▶ REQUIREMENTS
Compute the number of lines that include the string "value", then output that number and nothing else.

--- START RECORDS FOR THE TASK ---

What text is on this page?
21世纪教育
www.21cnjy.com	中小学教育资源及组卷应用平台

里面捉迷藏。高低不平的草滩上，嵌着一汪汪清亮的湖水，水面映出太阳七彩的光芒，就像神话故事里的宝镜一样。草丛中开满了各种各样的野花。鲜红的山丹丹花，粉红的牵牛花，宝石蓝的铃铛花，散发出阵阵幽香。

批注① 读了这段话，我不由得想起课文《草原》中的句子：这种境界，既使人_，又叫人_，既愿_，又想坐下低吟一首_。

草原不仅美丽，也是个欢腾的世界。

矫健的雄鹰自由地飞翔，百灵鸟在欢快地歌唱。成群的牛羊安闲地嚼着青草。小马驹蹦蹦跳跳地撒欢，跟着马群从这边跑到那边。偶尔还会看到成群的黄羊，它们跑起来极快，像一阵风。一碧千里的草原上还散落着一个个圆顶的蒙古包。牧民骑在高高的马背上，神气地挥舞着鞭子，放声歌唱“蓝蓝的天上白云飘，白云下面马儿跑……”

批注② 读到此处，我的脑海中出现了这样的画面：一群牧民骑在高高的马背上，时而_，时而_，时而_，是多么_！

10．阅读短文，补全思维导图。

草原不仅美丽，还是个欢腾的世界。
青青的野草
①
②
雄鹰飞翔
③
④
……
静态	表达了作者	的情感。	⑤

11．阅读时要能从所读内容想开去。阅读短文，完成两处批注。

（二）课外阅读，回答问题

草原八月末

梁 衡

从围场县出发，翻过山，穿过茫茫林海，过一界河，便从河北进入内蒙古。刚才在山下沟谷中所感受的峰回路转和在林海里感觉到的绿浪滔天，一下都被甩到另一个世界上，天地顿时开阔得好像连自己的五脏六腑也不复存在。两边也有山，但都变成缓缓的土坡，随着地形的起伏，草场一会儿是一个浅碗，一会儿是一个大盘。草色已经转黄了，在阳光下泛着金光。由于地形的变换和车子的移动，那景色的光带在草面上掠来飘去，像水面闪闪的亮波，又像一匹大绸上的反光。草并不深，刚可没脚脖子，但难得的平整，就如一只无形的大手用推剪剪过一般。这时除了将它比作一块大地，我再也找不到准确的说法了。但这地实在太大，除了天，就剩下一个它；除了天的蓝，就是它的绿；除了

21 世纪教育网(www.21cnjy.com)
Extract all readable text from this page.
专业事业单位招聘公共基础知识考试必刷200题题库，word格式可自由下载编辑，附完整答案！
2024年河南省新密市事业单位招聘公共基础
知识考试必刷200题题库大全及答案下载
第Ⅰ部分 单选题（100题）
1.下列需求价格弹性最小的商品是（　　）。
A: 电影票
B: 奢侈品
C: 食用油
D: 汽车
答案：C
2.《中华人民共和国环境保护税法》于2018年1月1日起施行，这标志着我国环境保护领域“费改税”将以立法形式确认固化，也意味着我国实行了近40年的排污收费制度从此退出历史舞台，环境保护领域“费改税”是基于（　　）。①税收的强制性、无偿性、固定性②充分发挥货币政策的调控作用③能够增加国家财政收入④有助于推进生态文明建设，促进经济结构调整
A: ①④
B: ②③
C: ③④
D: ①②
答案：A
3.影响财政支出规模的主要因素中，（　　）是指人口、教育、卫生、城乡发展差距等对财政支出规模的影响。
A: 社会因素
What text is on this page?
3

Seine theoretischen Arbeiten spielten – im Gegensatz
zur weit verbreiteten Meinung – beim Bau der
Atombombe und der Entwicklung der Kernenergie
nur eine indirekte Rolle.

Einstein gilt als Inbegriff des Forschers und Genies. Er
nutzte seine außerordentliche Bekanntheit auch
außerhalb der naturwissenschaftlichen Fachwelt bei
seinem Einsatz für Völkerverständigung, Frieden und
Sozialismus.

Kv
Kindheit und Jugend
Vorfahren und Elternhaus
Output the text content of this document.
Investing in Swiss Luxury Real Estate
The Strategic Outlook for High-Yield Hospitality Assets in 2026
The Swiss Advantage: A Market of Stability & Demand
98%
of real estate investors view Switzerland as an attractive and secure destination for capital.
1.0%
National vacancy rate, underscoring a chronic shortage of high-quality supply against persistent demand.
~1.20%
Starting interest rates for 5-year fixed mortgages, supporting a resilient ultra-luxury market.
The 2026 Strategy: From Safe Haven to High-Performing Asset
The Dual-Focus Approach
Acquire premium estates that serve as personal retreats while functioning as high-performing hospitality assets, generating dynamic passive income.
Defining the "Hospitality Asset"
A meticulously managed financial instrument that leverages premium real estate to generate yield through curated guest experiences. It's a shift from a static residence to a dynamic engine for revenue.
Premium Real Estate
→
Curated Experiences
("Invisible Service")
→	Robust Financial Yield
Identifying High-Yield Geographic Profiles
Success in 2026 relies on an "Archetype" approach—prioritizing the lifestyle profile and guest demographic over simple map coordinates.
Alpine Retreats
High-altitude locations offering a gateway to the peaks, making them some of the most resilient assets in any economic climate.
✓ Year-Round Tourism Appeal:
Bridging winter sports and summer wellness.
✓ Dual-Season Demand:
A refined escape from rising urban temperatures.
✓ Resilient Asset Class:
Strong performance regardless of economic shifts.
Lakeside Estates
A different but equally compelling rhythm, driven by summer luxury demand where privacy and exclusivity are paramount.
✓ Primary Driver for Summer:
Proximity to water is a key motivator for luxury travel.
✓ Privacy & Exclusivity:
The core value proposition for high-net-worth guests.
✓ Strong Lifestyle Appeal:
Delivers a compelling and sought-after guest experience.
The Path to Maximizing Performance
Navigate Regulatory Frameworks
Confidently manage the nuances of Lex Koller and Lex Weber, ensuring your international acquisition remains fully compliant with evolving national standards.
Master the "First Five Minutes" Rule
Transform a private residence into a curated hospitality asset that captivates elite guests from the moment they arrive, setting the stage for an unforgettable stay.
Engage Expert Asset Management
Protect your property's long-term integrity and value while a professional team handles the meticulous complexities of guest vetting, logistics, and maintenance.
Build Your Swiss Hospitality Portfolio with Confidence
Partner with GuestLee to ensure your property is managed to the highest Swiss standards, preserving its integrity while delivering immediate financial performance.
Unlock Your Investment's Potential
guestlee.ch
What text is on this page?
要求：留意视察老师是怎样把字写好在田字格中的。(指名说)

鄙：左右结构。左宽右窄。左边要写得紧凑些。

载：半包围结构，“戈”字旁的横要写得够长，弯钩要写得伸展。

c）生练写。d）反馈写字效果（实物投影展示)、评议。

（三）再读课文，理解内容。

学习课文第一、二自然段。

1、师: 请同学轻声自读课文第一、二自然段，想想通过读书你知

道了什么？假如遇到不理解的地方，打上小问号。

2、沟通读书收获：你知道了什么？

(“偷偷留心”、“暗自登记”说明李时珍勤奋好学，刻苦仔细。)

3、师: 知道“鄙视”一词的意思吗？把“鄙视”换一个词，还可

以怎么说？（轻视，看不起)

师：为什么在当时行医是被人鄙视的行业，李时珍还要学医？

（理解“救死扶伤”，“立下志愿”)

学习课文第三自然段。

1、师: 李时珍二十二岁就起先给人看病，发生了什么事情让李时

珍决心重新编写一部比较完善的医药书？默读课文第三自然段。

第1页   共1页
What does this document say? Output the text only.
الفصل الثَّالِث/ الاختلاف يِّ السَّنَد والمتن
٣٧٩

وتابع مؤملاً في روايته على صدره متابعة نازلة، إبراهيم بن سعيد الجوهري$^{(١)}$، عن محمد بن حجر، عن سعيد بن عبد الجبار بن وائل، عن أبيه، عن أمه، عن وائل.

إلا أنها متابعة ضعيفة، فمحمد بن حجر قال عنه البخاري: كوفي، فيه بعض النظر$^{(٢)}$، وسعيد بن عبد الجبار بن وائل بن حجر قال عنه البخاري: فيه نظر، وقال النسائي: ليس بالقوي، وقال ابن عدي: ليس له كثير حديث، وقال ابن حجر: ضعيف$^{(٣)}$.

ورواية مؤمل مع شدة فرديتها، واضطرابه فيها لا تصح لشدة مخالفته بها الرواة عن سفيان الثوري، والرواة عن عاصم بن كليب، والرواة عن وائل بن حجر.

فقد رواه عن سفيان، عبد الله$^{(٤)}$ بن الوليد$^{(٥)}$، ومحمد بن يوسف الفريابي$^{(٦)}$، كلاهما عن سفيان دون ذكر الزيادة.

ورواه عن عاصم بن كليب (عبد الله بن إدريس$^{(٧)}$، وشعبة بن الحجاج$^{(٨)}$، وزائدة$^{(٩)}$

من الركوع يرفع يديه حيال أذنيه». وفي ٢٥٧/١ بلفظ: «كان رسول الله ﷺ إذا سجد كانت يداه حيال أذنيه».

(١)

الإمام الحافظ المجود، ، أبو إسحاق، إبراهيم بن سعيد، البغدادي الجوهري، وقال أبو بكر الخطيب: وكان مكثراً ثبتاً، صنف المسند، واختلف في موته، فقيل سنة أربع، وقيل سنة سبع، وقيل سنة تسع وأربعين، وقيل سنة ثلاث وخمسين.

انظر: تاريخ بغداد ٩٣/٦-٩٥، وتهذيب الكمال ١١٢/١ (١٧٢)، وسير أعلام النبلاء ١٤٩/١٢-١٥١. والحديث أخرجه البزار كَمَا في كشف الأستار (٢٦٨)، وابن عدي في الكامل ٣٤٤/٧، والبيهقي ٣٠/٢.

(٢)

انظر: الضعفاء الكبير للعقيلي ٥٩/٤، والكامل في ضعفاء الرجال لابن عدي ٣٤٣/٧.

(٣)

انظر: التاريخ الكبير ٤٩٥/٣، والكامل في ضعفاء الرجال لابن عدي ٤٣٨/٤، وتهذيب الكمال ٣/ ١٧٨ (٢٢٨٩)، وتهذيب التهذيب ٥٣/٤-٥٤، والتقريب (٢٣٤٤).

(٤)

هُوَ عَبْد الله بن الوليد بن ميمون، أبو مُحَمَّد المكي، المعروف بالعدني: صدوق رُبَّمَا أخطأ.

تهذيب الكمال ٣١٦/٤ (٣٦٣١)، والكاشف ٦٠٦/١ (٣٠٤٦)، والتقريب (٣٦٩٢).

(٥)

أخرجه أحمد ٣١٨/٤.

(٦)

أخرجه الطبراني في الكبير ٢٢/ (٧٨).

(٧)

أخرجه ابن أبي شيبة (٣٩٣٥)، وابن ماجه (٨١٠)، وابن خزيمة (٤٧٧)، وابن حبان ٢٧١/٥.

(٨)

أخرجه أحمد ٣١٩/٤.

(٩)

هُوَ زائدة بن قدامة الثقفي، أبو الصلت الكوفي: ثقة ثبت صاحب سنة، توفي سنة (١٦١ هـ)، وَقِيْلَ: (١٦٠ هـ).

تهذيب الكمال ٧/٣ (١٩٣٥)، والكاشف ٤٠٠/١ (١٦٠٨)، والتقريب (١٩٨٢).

--- END RECORDS FOR THE TASK ---

▶ THE ANSWER
2